The problem:
Identify each line in the records below that contains the word "answer", and copy it.
________________
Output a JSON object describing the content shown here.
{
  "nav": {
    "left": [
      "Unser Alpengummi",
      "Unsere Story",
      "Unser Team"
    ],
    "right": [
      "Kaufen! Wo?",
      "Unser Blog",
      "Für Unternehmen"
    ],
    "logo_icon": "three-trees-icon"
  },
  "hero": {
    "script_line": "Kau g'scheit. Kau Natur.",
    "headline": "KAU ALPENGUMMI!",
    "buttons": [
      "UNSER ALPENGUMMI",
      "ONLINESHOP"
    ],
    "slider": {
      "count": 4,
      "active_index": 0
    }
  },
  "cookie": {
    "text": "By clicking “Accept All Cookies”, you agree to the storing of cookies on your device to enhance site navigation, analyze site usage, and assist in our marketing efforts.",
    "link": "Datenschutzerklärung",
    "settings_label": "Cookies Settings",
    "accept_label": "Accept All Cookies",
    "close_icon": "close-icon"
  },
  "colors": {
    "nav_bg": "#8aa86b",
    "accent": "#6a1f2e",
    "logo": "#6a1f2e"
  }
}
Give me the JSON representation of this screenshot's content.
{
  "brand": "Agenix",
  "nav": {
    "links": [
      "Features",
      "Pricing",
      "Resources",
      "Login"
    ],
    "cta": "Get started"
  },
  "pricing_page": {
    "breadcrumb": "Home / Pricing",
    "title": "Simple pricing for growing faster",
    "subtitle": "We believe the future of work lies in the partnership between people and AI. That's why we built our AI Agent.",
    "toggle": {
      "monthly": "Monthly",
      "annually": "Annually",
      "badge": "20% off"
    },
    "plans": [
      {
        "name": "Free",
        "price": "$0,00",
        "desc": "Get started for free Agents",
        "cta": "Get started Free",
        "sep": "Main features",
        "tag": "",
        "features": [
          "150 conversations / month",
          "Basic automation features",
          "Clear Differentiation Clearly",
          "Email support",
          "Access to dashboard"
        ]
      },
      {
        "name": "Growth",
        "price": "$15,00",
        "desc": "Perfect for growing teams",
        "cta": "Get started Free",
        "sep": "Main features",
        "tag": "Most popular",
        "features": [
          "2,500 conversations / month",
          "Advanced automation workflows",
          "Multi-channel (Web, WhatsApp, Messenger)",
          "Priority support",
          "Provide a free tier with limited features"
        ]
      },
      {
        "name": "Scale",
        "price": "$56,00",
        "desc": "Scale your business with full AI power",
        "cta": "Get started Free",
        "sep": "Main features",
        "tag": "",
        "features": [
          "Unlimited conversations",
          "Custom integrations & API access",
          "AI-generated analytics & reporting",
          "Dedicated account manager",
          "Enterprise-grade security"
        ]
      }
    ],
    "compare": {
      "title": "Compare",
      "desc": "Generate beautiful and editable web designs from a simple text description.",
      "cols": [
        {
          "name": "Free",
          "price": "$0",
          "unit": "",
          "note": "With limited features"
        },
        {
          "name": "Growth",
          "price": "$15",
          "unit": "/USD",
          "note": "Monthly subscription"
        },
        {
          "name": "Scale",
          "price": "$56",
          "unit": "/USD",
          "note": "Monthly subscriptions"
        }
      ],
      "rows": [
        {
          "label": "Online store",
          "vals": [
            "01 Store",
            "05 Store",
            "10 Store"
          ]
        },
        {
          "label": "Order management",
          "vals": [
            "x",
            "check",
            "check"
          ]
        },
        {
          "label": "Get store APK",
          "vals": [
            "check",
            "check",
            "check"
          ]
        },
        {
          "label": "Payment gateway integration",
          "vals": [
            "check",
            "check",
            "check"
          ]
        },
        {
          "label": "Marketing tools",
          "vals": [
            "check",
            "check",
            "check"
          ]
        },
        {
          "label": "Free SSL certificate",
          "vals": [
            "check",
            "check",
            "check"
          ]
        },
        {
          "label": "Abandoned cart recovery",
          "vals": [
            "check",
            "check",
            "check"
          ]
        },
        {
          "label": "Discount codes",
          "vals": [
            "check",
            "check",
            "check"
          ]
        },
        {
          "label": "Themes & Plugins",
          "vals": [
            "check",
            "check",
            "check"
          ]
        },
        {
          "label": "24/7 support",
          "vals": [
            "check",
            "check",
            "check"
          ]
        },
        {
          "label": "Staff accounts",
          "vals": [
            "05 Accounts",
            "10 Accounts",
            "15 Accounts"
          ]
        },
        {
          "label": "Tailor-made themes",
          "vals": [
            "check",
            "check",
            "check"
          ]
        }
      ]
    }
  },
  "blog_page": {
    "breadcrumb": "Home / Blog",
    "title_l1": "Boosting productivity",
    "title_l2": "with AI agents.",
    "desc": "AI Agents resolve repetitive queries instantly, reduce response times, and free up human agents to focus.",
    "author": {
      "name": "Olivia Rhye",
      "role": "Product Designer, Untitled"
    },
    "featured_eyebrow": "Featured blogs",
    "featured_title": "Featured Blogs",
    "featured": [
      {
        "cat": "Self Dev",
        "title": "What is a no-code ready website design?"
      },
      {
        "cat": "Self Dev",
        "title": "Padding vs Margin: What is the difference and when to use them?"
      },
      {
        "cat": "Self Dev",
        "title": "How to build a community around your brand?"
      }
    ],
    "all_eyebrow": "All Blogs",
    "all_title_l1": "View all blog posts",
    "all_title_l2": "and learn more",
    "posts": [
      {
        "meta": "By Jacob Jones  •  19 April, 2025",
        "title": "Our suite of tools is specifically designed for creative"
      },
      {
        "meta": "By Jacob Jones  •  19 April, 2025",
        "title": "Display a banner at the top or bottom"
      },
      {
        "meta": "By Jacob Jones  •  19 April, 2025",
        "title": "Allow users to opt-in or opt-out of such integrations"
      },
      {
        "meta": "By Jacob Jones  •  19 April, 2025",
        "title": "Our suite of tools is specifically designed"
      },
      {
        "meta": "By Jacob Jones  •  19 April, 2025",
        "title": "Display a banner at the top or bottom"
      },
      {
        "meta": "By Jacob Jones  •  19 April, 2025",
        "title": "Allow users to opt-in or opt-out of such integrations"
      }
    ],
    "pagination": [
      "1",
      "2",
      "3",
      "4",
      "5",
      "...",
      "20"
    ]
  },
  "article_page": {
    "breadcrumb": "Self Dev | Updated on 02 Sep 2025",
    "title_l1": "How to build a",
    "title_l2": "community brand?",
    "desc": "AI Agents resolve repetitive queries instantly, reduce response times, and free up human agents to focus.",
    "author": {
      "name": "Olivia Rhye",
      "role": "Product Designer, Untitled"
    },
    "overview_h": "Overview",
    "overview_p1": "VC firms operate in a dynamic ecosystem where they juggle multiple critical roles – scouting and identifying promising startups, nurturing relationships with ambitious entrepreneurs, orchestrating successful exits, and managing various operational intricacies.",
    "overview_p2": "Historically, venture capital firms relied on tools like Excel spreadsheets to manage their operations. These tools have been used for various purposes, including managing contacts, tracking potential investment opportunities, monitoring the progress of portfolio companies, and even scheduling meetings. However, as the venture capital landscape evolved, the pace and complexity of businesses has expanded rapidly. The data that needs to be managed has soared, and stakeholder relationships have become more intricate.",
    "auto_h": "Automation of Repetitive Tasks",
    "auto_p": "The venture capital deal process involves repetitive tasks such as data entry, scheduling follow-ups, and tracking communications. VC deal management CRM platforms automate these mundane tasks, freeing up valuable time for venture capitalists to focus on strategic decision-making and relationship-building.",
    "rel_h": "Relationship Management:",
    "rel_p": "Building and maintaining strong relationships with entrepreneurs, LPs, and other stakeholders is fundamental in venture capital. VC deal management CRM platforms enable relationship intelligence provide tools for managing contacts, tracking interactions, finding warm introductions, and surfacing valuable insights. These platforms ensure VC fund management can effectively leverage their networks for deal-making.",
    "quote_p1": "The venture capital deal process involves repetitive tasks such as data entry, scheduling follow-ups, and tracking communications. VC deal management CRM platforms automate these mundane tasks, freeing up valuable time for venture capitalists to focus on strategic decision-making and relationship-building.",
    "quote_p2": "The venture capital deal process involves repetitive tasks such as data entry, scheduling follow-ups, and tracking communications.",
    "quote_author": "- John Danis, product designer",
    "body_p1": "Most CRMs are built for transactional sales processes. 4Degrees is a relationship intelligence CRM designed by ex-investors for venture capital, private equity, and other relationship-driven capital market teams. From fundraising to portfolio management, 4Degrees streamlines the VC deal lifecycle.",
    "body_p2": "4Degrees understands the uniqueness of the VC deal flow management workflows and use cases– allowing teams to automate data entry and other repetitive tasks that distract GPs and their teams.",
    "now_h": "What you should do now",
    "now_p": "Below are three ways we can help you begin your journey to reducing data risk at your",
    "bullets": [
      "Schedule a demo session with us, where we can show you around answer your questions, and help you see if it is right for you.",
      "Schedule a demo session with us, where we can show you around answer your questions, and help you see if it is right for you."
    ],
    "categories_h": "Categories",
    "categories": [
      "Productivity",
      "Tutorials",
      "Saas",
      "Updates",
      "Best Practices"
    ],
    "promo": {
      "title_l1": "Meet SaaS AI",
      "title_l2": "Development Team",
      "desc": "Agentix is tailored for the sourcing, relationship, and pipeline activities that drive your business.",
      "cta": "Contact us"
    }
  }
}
________________
Solution for this task:
      "Schedule a demo session with us, where we can show you around answer your questions, and help you see if it is right for you.",
      "Schedule a demo session with us, where we can show you around answer your questions, and help you see if it is right for you."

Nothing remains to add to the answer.